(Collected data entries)

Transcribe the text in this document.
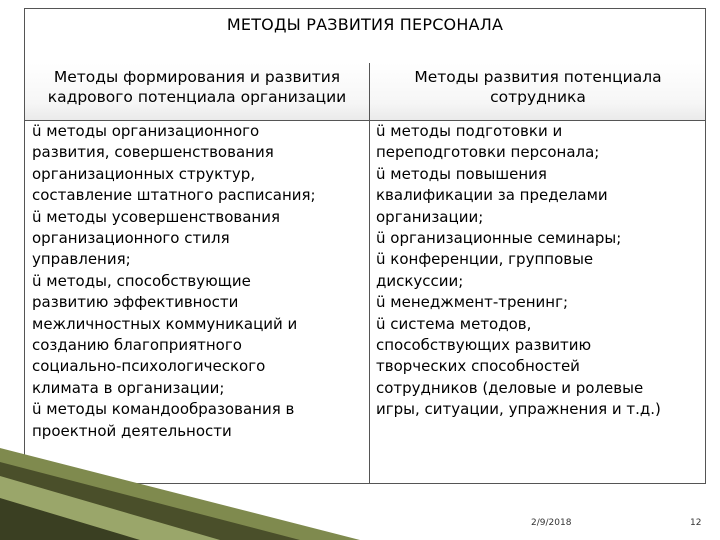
МЕТОДЫ РАЗВИТИЯ ПЕРСОНАЛА
Методы формирования и развития
кадрового потенциала организации
Методы развития потенциала
сотрудника
ü методы организационного
развития, совершенствования
организационных структур,
составление штатного расписания;
ü методы усовершенствования
организационного стиля
управления;
ü методы, способствующие
развитию эффективности
межличностных коммуникаций и
созданию благоприятного
социально-психологического
климата в организации;
ü методы командообразования в
проектной деятельности
ü методы подготовки и
переподготовки персонала;
ü методы повышения
квалификации за пределами
организации;
ü организационные семинары;
ü конференции, групповые
дискуссии;
ü менеджмент-тренинг;
ü система методов,
способствующих развитию
творческих способностей
сотрудников (деловые и ролевые
игры, ситуации, упражнения и т.д.)
2/9/2018	12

The request:
The records above need to be given again exactly. Omit the pictures.

Expected answer:
Transcribe the text in this document.
МЕТОДЫ РАЗВИТИЯ ПЕРСОНАЛА
Методы формирования и развития
кадрового потенциала организации
Методы развития потенциала
сотрудника
ü методы организационного
развития, совершенствования
организационных структур,
составление штатного расписания;
ü методы усовершенствования
организационного стиля
управления;
ü методы, способствующие
развитию эффективности
межличностных коммуникаций и
созданию благоприятного
социально-психологического
климата в организации;
ü методы командообразования в
проектной деятельности
ü методы подготовки и
переподготовки персонала;
ü методы повышения
квалификации за пределами
организации;
ü организационные семинары;
ü конференции, групповые
дискуссии;
ü менеджмент-тренинг;
ü система методов,
способствующих развитию
творческих способностей
сотрудников (деловые и ролевые
игры, ситуации, упражнения и т.д.)
2/9/2018	12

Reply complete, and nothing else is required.